→ Work instructions
Go through the lines below and count those that contain "Geschichte"; the number is all that should be returned.

→ Extracted records
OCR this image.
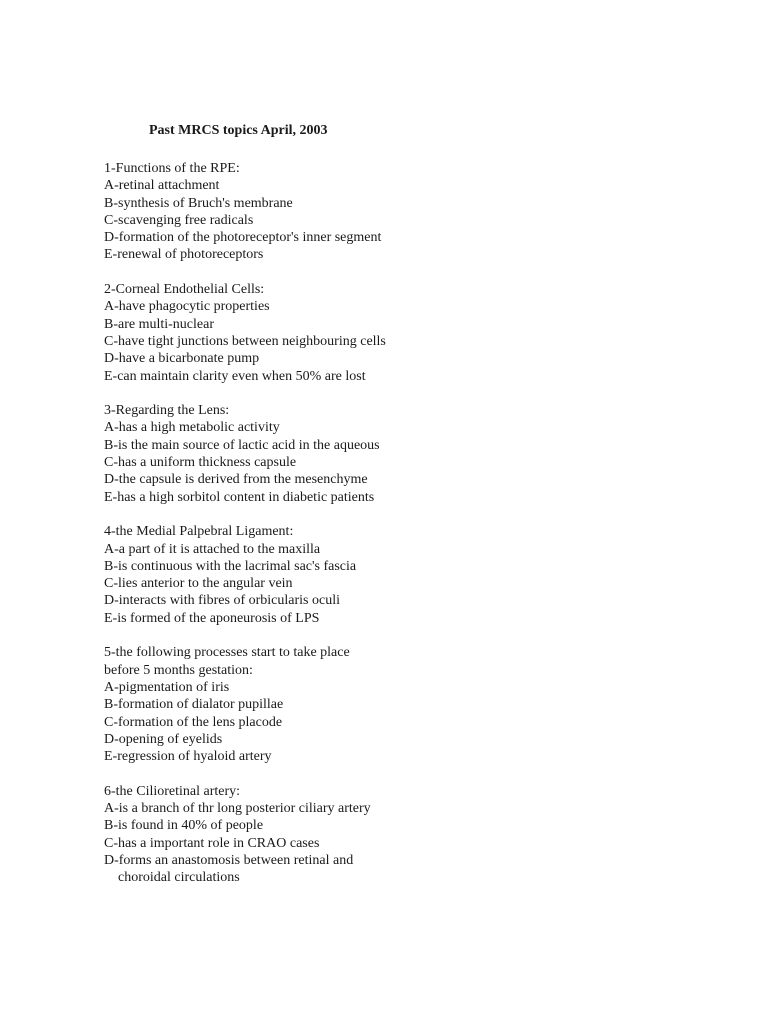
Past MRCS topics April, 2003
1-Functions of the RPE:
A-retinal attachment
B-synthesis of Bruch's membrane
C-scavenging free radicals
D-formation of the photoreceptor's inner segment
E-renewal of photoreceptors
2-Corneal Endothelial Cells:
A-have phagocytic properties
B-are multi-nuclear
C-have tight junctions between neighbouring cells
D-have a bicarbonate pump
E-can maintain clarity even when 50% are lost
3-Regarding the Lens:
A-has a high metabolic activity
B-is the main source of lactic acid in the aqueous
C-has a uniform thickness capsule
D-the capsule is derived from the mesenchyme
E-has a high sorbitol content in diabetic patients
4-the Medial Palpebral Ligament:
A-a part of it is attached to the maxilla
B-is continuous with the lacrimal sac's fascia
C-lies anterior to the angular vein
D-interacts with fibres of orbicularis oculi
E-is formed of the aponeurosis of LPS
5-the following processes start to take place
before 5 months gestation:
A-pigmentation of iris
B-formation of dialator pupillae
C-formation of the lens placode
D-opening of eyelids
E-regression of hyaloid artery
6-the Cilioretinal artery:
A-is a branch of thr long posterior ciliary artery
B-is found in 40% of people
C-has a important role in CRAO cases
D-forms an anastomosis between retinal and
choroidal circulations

--

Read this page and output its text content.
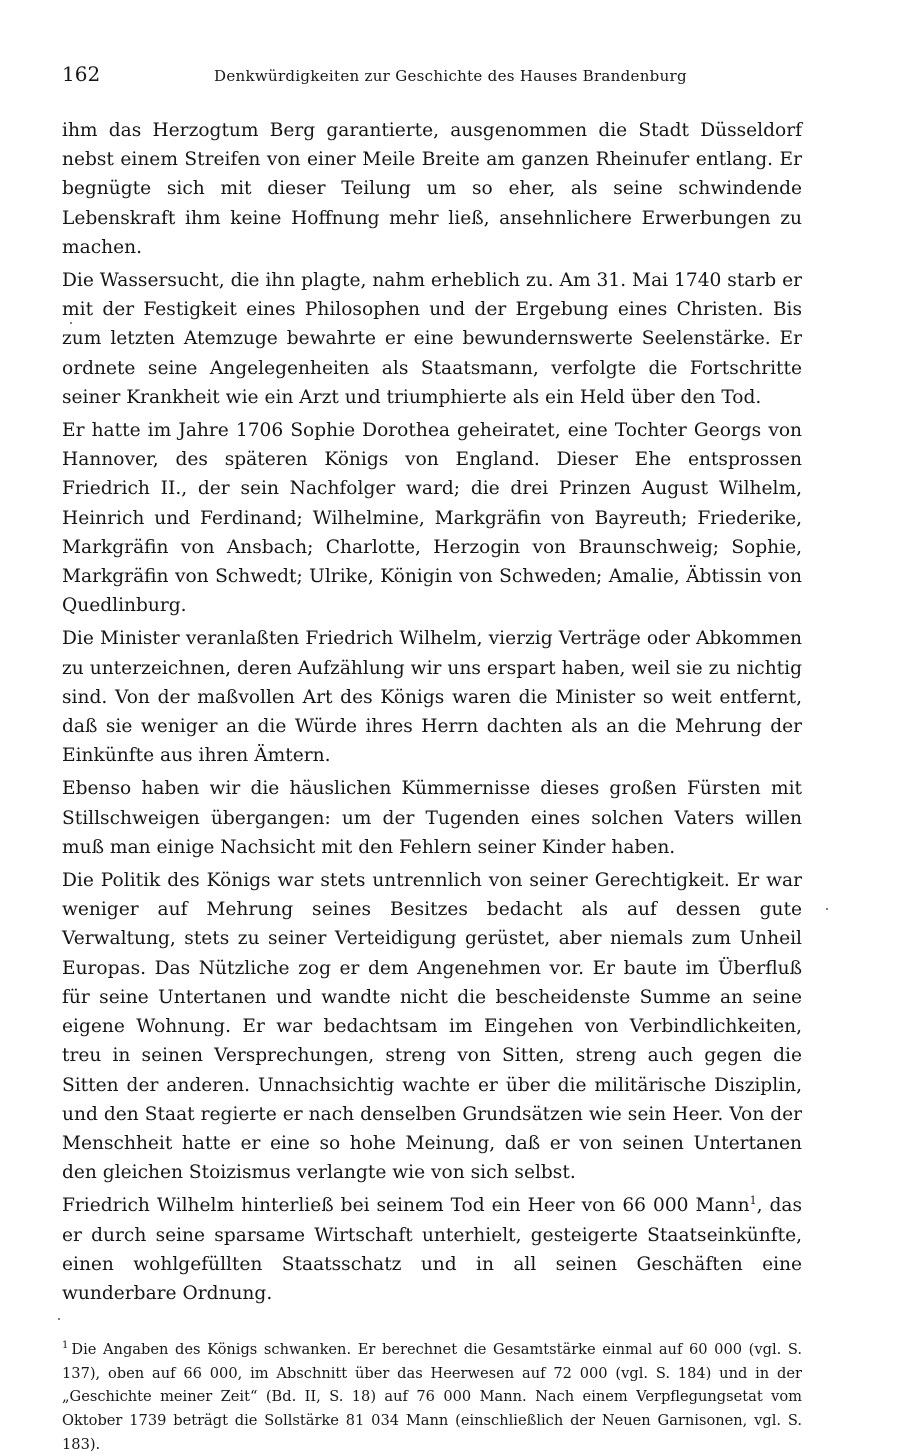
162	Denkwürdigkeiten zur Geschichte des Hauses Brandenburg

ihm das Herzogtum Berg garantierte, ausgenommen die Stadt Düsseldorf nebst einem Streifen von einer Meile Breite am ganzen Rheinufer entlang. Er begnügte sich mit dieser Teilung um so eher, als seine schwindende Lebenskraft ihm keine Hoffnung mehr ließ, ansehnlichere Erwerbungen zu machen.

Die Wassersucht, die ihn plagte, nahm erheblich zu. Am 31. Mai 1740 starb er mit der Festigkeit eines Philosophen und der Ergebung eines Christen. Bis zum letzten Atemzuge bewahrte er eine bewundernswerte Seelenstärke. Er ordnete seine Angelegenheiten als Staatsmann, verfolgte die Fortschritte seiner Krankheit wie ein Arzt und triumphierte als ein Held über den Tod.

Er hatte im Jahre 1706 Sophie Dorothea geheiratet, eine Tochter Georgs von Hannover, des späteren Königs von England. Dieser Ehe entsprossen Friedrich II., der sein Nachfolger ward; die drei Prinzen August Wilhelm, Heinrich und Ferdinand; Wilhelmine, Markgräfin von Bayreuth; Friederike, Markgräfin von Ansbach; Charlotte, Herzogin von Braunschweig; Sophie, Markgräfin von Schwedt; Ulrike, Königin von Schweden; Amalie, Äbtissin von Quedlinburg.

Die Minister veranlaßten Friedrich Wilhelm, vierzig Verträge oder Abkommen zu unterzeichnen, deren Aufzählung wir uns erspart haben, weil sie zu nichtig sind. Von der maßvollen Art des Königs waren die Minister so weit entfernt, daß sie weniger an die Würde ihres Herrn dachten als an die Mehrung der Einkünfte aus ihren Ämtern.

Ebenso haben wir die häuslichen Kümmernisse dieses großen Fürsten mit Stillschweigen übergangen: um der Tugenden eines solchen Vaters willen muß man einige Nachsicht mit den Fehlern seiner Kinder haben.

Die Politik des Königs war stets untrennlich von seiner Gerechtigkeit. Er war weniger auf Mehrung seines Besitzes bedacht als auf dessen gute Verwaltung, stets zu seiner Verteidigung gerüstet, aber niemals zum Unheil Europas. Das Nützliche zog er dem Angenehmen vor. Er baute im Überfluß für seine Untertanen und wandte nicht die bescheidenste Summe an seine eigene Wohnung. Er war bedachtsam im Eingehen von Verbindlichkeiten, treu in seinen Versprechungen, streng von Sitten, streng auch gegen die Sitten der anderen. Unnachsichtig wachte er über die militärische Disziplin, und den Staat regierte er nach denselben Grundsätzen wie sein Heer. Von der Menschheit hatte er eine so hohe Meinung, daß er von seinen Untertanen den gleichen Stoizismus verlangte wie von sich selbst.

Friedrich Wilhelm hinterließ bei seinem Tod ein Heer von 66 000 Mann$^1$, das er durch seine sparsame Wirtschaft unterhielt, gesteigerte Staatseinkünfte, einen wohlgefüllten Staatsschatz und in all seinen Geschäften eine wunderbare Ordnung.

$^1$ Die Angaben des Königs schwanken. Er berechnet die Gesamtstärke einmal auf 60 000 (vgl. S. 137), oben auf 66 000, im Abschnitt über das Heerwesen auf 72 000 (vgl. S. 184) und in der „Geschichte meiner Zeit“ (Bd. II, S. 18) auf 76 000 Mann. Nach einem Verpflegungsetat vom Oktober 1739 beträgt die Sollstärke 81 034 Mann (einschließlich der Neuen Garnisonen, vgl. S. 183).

→ Result for this exercise
2